TEXT PASSAGE: Begin

American politician and businessman (1854 - 1910)

Cord Meyer II (October 9, 1854 – October 14, 1910) was an American businessman and politician from New York.

== Life ==
Meyer was born on October 9, 1854 in Newtown, New York, the son of Cord Meyer Sr. and Catharine Benson. His father was a German immigrant from Hanover who founded the sugar refining firm Dick & Meyer.

Meyer went to the City College of New York under Professor Doremus. In 1874, he left the university at his father's request to begin his business career. He initially worked for the Acme Fertilizer Company and quickly moved his way up into an executive position in the company. He then cooperated with his father's sugar refining firm and formed Wall Street connections through the brokerage house C. L. Rathborne & Company. After his father died in 1891, he purchased a large tract of land and developed it into a residential neighborhood called Elmhurst. He developed the neighborhood through the Cord Meyer Company, which he created and would later be taken over by his sons Charles G., J. Edward, and George C., with his brother Christian M. as its president. In order to provide Elmhurst with water, he founded the Citizens' Water Supply Company of Newtown, with his brother and sons in later put charge of the company until it was acquired by New York City in 1922. In 1904, he began developing Forest Hills through the Cord Meyer Development Company, with his son George serving as its manager from the beginning.

Meyer was also a leading figure in the Continental National Bank, and upon its merger with the Hanover National Bank he sat on its board of directors. He also played an active part as a director in the merging of the Colonial Trust Company and the Trust Company of America. During the Panic of 1907, he participated in the conference at J. P. Morgan's library. For many years, he was a member of the executive committee of the Home Insurance Company together with Cornelius N. Bliss and Elbridge G. Snow. He was an organizer or executive officer of the Cord Meyer Company, the Acme Fertilizer Company, Dick & Meyer Sugar Refineries, the Cord Meyer Development Company, the Lake Charles Rice Milling Company, the Trust Company of America (later merged into the Equitable Trust Company), the Colonial Safe Deposit Company, the Newtown Railway, and the Maspeth Development Company. He was also a director or trustee of the Tennessee Coal and Iron Company (later part of the United States Steel Corporation), the Atlanta & Birmingham Railroad Company, the Kings County Trust Company, the Western New York and Pennsylvania Traction Company, St. Paul's Mining Company, the Lanyon Zinc Company, the American Agricultural and Chemical Company, the Hanover National Bank, and the Trust Company of America.

TEXT PASSAGE: End
INPUT DATA: Begin

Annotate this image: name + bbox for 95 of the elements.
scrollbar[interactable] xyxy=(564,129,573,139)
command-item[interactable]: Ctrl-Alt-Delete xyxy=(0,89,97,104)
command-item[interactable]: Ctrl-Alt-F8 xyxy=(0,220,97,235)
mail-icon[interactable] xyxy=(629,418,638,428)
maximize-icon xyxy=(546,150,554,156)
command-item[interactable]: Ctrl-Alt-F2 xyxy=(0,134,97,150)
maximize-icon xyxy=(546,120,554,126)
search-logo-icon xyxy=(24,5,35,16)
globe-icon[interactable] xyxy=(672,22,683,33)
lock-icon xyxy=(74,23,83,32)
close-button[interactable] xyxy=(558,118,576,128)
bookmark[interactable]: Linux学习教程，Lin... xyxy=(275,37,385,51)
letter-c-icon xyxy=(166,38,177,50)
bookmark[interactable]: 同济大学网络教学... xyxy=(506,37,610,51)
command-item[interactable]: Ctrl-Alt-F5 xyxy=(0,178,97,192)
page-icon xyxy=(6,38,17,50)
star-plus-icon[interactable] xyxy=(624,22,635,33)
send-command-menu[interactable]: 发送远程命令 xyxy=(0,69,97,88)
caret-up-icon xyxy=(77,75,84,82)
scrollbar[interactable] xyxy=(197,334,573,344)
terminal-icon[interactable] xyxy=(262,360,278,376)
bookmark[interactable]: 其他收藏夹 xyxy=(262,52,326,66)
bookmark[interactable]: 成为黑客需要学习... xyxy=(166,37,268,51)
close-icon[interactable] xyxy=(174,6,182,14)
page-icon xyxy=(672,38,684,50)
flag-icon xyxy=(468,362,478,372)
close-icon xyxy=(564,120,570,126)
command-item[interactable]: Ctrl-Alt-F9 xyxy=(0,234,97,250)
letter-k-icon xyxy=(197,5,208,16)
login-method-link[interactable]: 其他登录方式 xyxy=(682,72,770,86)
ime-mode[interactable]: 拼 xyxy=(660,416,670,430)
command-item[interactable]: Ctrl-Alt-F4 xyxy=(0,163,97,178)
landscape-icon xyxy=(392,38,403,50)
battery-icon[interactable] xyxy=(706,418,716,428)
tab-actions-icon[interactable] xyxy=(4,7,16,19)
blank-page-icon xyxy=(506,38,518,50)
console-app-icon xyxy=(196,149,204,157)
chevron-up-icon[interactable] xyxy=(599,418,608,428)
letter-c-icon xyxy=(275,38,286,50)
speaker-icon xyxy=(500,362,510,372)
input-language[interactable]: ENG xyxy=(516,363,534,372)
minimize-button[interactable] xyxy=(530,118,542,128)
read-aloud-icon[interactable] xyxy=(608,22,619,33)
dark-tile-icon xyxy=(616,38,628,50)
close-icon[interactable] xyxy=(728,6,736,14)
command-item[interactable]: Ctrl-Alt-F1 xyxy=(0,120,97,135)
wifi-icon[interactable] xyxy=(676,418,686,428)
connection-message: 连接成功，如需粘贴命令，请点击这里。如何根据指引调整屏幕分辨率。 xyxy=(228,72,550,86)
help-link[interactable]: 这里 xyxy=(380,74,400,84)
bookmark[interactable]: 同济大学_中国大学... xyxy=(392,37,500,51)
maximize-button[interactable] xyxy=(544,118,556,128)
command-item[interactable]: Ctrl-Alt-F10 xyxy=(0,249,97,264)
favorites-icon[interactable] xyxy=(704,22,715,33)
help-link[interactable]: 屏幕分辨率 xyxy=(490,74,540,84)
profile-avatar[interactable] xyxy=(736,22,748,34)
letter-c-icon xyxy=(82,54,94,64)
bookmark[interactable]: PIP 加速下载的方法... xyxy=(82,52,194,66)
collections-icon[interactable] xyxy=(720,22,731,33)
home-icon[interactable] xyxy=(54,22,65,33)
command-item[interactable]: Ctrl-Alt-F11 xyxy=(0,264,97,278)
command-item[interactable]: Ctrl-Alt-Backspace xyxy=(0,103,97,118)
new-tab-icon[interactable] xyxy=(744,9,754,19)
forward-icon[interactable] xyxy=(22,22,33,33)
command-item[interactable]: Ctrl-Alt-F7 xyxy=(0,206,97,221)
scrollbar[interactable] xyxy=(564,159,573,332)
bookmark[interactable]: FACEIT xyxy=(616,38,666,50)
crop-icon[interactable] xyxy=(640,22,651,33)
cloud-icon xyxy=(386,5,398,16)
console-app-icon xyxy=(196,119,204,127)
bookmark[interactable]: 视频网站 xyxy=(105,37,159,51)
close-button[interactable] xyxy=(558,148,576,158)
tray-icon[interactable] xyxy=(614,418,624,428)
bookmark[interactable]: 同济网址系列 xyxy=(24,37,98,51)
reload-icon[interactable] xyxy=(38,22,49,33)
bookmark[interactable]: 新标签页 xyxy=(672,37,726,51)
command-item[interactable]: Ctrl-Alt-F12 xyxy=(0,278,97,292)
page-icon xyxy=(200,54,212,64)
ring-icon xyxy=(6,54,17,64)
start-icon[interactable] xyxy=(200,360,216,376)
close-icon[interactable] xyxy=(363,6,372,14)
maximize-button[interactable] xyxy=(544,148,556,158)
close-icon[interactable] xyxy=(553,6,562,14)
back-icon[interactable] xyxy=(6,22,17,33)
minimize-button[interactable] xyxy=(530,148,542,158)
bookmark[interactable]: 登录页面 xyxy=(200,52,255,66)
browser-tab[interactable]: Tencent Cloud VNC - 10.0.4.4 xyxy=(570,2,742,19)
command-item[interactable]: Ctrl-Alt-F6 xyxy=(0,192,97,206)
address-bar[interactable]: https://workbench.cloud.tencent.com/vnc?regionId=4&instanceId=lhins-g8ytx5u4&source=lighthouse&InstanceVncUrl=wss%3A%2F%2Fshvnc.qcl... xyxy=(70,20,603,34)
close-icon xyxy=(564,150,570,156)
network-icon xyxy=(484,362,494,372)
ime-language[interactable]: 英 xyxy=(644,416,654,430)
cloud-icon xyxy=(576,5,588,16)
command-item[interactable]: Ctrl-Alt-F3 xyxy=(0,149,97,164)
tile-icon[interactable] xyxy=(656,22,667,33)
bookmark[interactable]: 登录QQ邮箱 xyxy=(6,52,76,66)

INPUT DATA: End

USING THE INFORMATION
A - In the biography of Cord Meyer II, what residential neighborhood did he develop on the land he bought after his father's death in 1891?
B - Continue the biography of Cord Meyer II, picking up right after its last sentence.

ANSWERS BELOW
A - Elmhurst.

B -
Shortly after reaching his majority, he became associated with the Democratic Party in Queens County. He fought for control of the county with Long Island City mayor Patrick Gleason and won. He served on the New York State Democratic Committee from 1884 to 1889, serving as the secretary for a time. In 1892, Governor Flower appointed him a World's Fair Commissioner. In the 1893 election, he was the Democratic candidate for Secretary of State of New York. He lost the election to John Palmer. He was Chairman of the New York State Democratic Committee from 1904 to 1906, and was opposed to William Randolph Hearst's nomination as gubernatorial candidate in the 1906 election.

Meyer was a member of the New York Yacht Club, the New York Athletic Club, the Automobile Club of America, the Larchmont Yacht Club, the Manhattan Club, and the Indian Harbor Yacht Club. In 1878, he married Cornelia Maria Covert. Their children were:
- Charles Garrison Meyer (1879–1950)
- John Edward Meyer (1881–1964)
- George Christian Meyer (1884–1945)
- Robert Benson Meyer (1891–1951)
- Cord Meyer III (1893–1964).
His three elder sons worked in their fathers' companies, Robert worked in W. R. Grace and Company, and the younger Cord was a secretary in the United States Diplomatic Service.

== Death ==
Meyer died at his home in Great Neck from ptomaine poisoning on October 14, 1910. He bought the estate, known as The Cove, several years beforehand. He was buried in the All Saints Churchyard in Great Neck.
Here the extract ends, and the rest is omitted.